→ Task description:
Show all lines from the data that include the word "selected".

Stored data
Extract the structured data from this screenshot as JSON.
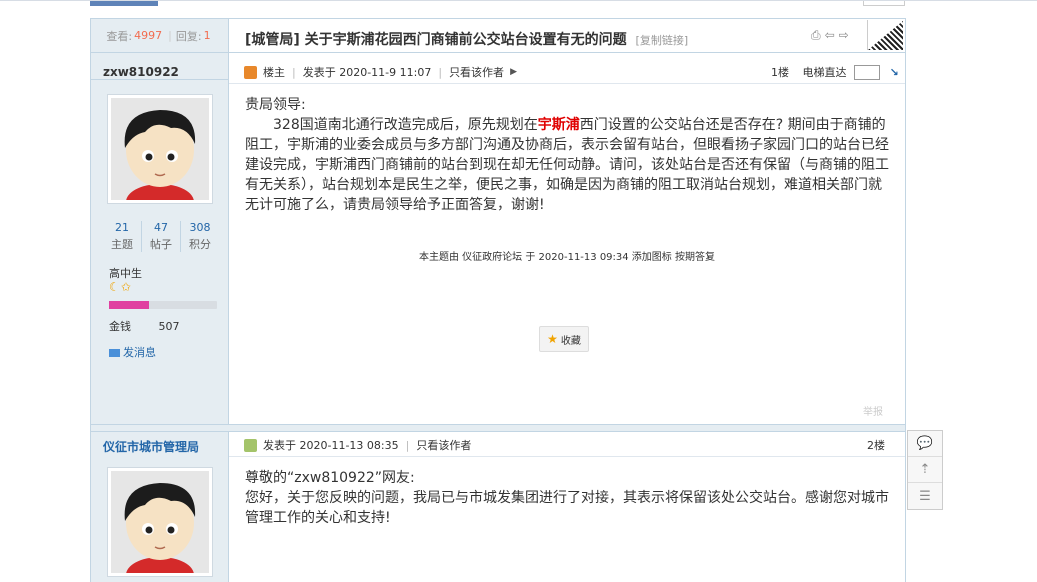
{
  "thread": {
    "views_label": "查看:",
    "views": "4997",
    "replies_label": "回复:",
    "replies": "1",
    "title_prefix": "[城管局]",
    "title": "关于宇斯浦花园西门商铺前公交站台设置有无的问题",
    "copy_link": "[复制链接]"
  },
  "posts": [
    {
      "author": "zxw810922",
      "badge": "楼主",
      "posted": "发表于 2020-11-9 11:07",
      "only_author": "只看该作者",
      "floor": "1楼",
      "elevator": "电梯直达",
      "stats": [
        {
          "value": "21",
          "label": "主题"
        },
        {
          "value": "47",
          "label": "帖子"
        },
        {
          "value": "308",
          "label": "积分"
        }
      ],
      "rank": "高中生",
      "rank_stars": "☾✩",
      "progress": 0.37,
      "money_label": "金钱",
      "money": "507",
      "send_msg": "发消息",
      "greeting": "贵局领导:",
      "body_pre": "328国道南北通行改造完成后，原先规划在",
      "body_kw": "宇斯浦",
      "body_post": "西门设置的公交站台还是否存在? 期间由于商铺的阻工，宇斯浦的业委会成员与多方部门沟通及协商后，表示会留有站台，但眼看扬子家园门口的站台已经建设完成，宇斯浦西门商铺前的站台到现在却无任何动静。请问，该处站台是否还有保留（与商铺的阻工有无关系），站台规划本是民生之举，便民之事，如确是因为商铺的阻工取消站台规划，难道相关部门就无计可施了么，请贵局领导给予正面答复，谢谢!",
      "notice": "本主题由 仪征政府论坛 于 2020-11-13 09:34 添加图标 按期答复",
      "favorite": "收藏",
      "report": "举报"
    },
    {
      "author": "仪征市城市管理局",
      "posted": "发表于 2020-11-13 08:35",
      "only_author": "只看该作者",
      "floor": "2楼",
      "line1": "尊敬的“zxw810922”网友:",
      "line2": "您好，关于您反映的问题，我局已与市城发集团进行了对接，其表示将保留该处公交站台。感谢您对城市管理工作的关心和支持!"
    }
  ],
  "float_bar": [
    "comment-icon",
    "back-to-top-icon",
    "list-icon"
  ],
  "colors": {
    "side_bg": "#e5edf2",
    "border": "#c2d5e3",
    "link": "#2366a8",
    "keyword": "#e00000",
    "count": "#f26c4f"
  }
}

--

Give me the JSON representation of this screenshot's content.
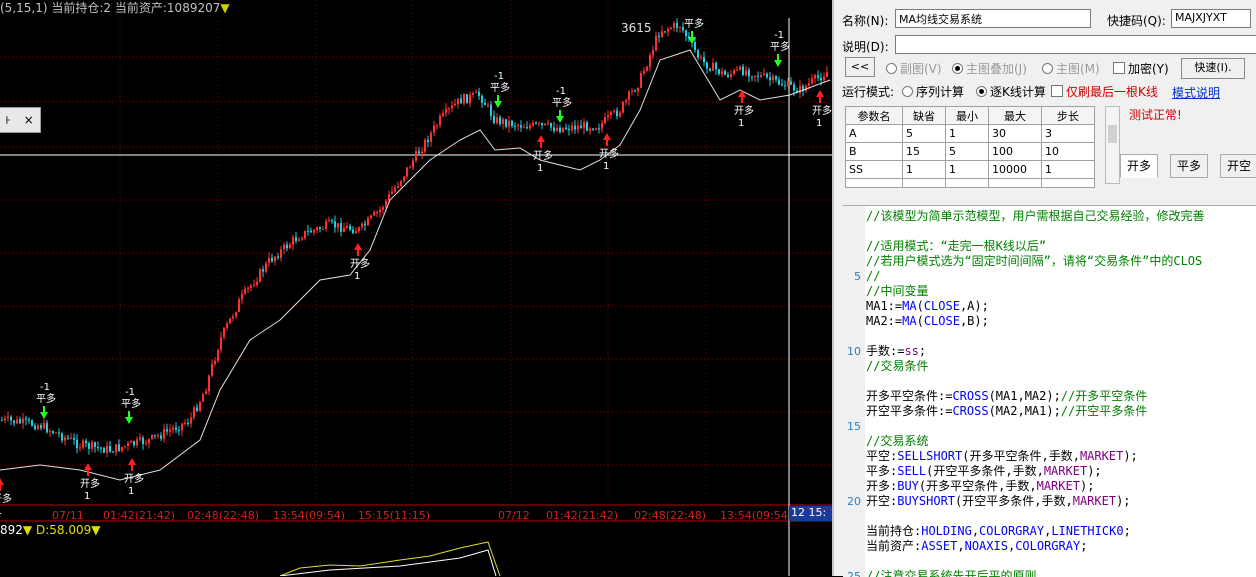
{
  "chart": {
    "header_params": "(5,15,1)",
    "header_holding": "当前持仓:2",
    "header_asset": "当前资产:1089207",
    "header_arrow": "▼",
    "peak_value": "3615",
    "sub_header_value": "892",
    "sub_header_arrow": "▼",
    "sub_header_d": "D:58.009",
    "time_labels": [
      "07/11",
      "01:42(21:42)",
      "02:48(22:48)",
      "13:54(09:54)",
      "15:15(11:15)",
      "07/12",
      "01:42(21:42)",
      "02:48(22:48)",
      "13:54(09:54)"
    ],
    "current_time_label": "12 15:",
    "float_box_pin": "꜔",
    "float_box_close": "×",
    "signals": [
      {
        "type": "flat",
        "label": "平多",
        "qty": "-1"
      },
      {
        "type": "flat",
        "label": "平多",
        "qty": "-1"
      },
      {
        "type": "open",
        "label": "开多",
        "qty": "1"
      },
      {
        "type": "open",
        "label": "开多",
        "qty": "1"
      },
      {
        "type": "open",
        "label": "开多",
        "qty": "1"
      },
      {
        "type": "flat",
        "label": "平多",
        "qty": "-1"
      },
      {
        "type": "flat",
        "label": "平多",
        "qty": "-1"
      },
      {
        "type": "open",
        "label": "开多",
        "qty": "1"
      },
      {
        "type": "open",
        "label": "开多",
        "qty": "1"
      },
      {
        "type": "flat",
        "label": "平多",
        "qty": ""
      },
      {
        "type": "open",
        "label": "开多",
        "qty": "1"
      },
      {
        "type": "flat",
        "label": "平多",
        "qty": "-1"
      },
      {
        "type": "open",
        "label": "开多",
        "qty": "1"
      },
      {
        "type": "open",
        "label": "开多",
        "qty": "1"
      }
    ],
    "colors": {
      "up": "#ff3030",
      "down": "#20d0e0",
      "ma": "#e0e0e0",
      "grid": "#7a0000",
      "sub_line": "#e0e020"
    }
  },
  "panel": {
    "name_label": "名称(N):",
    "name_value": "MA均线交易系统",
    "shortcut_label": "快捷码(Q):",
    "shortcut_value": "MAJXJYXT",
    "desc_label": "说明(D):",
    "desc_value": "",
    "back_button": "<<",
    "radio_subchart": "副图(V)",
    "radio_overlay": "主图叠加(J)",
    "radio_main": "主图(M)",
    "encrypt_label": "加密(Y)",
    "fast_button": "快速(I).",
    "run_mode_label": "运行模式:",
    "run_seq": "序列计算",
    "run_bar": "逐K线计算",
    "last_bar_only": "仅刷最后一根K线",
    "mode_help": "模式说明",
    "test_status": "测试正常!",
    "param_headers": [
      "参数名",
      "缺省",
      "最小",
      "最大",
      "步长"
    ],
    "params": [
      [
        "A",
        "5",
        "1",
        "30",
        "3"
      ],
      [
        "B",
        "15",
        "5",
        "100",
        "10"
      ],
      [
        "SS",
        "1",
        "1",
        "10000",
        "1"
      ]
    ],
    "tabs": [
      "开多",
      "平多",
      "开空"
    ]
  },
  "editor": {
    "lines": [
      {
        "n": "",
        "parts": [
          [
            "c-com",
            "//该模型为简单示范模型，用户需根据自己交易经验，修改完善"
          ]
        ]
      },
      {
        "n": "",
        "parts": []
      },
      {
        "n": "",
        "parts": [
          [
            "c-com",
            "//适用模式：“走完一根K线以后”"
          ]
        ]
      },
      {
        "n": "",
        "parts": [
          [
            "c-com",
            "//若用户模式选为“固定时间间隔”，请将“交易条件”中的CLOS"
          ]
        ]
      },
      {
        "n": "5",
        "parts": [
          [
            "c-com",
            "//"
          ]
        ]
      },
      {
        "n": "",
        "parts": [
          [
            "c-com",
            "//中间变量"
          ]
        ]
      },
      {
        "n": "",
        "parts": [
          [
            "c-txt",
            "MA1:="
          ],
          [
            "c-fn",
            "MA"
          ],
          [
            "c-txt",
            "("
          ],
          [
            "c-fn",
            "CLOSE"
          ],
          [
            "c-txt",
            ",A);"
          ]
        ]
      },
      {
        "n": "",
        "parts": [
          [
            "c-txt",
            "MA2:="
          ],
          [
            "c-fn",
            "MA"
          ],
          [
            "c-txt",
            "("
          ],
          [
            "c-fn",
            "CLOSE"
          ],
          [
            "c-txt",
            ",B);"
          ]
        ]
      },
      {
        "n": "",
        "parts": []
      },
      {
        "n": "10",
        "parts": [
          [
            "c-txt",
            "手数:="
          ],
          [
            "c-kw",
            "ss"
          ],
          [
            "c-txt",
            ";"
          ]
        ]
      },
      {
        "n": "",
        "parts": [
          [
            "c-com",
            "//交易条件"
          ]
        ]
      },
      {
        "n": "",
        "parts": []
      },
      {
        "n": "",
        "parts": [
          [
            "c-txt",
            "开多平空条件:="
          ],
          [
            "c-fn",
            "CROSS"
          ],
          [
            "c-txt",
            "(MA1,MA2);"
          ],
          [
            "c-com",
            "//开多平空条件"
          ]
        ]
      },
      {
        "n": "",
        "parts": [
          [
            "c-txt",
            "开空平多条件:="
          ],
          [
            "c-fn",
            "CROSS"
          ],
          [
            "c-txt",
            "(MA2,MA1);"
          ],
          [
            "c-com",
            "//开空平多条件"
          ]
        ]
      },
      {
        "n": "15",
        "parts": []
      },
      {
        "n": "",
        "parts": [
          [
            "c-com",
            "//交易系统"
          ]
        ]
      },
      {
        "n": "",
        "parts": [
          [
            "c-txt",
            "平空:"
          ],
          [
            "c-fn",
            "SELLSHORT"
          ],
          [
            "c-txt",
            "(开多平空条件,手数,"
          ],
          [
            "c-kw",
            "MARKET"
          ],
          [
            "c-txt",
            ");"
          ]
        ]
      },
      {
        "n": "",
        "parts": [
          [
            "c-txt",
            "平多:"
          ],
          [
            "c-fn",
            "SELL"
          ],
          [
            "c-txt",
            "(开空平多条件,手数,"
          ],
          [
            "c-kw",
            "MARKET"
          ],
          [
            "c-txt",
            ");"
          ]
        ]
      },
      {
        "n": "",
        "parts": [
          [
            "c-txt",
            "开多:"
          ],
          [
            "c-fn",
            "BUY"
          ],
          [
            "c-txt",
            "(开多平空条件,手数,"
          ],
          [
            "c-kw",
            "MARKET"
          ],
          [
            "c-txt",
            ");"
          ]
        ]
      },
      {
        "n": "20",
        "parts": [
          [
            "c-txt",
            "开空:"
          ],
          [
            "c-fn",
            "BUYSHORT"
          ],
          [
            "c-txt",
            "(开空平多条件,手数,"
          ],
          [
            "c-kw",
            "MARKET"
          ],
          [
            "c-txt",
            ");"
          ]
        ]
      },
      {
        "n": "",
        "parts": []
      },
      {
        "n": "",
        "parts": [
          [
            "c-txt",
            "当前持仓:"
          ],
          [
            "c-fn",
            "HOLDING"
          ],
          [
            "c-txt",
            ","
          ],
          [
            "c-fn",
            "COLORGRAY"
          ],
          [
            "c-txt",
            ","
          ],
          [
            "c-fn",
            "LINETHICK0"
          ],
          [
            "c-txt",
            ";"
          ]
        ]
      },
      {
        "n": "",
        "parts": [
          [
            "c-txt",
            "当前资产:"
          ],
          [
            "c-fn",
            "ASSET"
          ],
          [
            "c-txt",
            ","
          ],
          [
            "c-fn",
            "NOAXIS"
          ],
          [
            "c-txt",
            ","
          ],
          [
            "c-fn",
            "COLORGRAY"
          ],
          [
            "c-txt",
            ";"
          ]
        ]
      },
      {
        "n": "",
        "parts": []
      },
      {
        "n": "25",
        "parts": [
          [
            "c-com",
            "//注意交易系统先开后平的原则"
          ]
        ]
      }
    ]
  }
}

--

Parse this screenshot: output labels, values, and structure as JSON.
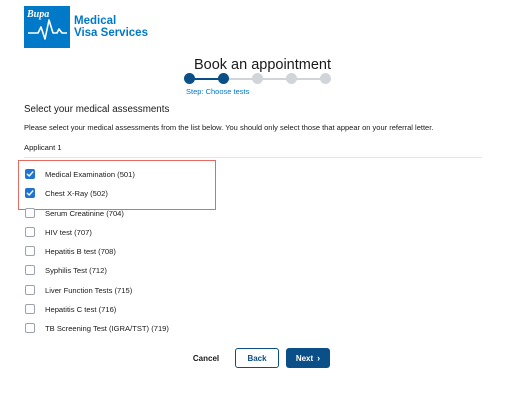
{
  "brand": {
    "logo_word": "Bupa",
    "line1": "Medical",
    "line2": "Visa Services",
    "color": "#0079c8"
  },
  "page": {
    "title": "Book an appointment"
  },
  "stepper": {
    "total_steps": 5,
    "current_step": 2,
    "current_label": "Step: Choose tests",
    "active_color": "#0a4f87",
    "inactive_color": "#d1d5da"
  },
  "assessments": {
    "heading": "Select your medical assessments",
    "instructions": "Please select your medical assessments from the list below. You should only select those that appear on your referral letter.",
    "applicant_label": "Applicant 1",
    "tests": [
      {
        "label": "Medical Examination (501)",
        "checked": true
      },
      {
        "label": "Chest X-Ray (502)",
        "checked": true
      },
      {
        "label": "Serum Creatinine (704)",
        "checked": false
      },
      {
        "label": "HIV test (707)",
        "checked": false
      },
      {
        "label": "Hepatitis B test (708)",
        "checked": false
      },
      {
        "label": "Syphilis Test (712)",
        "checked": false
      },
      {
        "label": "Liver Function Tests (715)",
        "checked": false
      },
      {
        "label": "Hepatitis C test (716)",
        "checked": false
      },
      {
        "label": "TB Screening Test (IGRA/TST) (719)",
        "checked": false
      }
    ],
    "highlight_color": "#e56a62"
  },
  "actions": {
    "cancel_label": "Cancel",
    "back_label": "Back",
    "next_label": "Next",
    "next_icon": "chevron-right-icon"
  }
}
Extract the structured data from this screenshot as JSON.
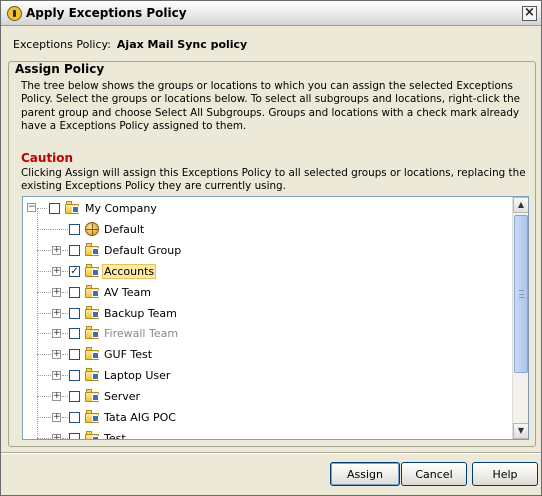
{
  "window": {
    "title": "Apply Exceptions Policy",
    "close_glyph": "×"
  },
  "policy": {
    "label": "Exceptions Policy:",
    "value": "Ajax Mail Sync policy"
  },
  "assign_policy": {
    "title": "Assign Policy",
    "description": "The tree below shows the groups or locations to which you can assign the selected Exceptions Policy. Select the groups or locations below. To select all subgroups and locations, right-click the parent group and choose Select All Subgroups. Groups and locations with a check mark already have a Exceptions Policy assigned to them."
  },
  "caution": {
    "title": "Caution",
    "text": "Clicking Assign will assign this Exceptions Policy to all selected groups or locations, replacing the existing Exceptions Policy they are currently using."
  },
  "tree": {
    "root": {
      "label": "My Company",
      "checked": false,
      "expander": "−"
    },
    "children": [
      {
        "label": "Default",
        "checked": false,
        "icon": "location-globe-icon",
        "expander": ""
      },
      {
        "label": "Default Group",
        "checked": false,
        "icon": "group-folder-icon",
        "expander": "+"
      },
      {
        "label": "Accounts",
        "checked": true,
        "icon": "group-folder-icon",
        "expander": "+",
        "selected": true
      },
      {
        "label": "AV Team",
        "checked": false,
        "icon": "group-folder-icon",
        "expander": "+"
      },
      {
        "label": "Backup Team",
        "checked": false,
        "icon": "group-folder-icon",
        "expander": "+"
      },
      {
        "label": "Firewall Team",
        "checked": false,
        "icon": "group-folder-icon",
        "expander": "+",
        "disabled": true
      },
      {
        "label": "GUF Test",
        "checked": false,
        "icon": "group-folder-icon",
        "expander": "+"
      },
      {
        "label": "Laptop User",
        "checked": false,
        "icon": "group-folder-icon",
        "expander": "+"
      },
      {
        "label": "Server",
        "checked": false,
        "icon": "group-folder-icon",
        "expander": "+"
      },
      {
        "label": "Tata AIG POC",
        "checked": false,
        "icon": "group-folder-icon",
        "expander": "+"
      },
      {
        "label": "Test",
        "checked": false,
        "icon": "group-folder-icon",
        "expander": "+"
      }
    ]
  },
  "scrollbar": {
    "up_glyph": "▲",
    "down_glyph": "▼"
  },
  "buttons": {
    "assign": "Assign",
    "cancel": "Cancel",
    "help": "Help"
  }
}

→ Answer below:
    "description": "The tree below shows the groups or locations to which you can assign the selected Exceptions Policy. Select the groups or locations below. To select all subgroups and locations, right-click the parent group and choose Select All Subgroups. Groups and locations with a check mark already have a Exceptions Policy assigned to them."
    "text": "Clicking Assign will assign this Exceptions Policy to all selected groups or locations, replacing the existing Exceptions Policy they are currently using."
        "selected": true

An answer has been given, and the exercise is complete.